Saturday, May 02, 2009

Thinking of Heaven


The other day i got into a discussion about the Christian version of Heaven. My friend wanted to preach a sermon on how great it is that Christians have a hope in a second life. The friend wanted to compare two funerals, one Christian and one secular.

Normally I don't get into the Heaven discussion because a person's personal views of what heaven is can be so deeply important to them. That day i felt like i was being told there was two options: Hopelessness in no second life OR Hope that we will see them again.

I felt the sting in that. My personal view (and hope for me) is that there is no heaven. I can not see heaven as a fun or nice place. I know, you will be with your creator forever and ever...

But i feel that it is sort of like being invited to a party but you have to know the secret knock first. (the Secret Knock being the correct religion)

The host says: come to my party. it will be so much fun! you'll love it. Really amazing people will be there!

Me: I don't really like meeting new people, but i would love to hang out. Will anyone i know be there.

the host: no

me: what about my friends?

host: well, no. They aren't friends with me...so...just you.

me: so you want me to come to a party where i won't know anyone and have to share you with a bunch of strangers?

Host: my friends are really awesome.

me: what about my friends?

Host: they are okay. but they aren't as good as my friends. You should be friends with my friends.


Maybe this is being too harsh, but how horribe would you feel if you showed up at the pearly gates and realised you were the only person from your family there? Or you mother didn't come? Then when you ask why they aren't there, you get told "Well, you didn't do enough to save them"....or "They didn't want to make friends with the host".

• Task details:
Return the stretch of the post about heaven from "Me: I don't" through "are really awesome.", copied word for word. The listing that comes next has no connection to the post about heaven.

Dataset listing

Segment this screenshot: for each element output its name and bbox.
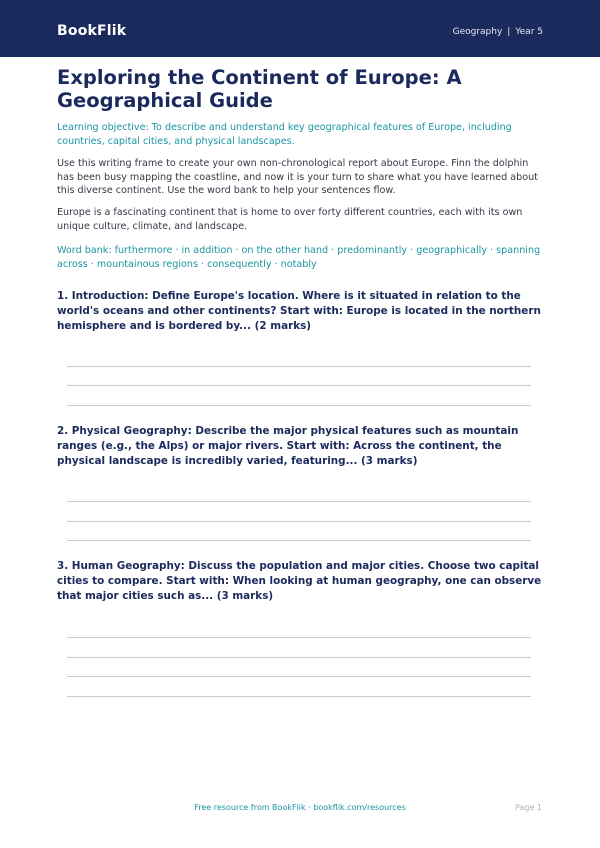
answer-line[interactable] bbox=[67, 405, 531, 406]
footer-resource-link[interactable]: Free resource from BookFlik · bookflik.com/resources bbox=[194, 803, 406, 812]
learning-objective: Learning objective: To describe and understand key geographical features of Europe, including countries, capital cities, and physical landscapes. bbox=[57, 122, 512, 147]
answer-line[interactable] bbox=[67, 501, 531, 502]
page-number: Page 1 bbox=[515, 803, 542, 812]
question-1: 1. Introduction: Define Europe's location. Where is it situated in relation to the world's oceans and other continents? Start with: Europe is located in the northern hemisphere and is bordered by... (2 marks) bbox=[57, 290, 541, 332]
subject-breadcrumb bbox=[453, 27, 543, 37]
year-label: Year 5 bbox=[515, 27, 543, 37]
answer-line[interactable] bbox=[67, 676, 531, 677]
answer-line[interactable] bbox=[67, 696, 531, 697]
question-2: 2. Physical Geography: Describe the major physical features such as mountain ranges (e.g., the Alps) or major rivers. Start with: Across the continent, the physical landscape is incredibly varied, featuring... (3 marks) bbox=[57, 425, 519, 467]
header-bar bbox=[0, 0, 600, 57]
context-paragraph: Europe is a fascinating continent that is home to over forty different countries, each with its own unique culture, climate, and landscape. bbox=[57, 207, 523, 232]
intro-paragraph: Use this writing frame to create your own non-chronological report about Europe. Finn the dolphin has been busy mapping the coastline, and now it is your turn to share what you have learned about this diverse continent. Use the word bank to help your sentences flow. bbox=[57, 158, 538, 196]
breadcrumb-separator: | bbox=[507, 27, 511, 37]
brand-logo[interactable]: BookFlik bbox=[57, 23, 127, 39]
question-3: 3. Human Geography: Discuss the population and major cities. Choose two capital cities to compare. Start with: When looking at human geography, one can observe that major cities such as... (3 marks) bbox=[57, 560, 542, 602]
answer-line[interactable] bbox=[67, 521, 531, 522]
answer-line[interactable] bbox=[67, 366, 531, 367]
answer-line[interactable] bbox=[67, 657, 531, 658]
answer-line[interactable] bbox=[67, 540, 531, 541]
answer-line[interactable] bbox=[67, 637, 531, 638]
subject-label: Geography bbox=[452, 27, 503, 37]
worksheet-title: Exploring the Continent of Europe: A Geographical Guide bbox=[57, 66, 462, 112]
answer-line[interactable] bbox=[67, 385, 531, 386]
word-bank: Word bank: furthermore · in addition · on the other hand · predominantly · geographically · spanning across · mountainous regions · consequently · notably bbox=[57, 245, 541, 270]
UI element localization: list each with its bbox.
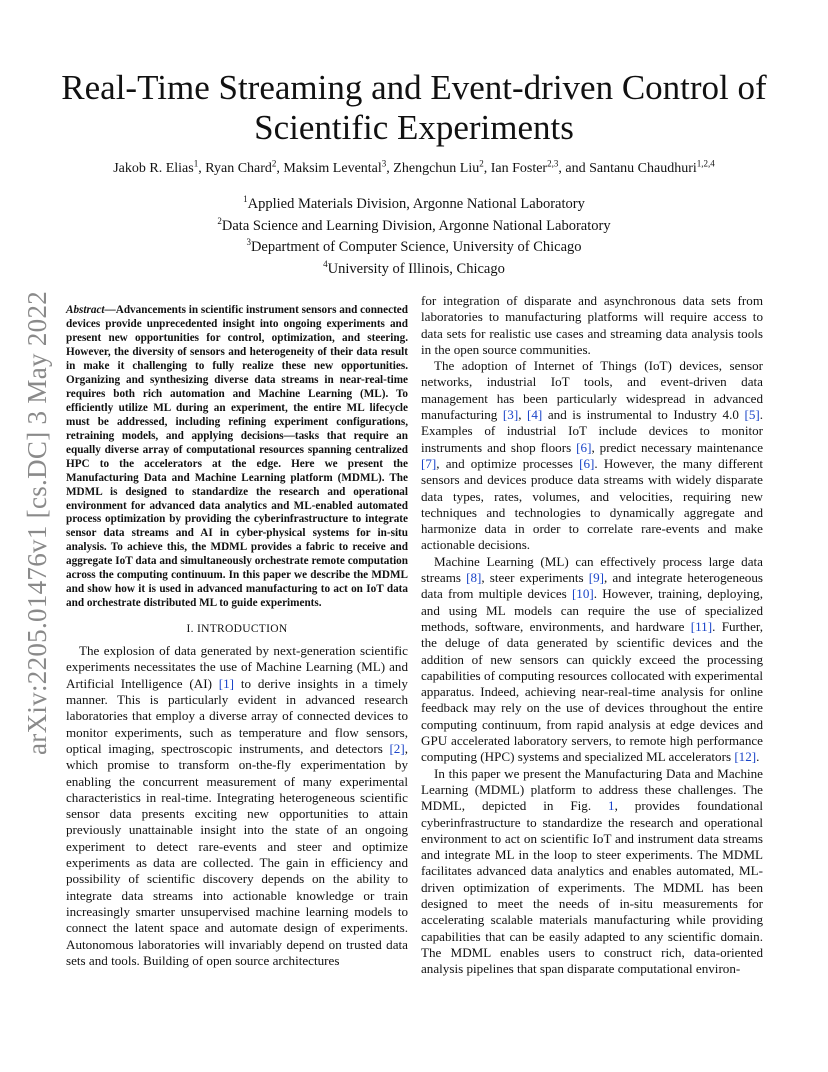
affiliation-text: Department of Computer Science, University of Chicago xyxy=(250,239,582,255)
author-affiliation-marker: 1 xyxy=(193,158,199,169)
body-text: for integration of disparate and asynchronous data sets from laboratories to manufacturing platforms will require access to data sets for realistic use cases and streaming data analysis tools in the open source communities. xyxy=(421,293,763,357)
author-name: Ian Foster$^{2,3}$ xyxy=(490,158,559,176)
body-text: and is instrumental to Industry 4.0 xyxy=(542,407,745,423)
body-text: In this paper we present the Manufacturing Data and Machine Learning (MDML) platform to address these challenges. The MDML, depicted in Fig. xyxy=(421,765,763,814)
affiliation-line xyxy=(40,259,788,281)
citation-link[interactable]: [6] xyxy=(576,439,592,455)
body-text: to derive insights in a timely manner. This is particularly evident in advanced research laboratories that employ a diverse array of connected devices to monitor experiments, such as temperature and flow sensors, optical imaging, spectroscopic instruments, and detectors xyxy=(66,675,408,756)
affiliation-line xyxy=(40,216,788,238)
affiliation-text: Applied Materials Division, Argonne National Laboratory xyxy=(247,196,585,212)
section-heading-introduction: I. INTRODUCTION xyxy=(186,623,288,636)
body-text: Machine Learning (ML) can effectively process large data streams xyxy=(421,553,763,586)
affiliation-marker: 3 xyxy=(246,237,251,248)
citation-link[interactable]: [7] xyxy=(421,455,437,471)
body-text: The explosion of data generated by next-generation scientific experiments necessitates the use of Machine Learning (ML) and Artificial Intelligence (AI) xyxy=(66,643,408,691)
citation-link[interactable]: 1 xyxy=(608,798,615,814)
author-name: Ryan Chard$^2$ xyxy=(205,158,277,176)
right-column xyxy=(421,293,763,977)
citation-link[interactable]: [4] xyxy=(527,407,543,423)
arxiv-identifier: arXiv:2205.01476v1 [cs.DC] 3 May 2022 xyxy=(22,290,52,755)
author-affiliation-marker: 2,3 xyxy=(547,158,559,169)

• Solution:
Me: I don't really like meeting new people, but i would love to hang out. Will anyone i know be there.

the host: no

me: what about my friends?

host: well, no. They aren't friends with me...so...just you.

me: so you want me to come to a party where i won't know anyone and have to share you with a bunch of strangers?

Host: my friends are really awesome.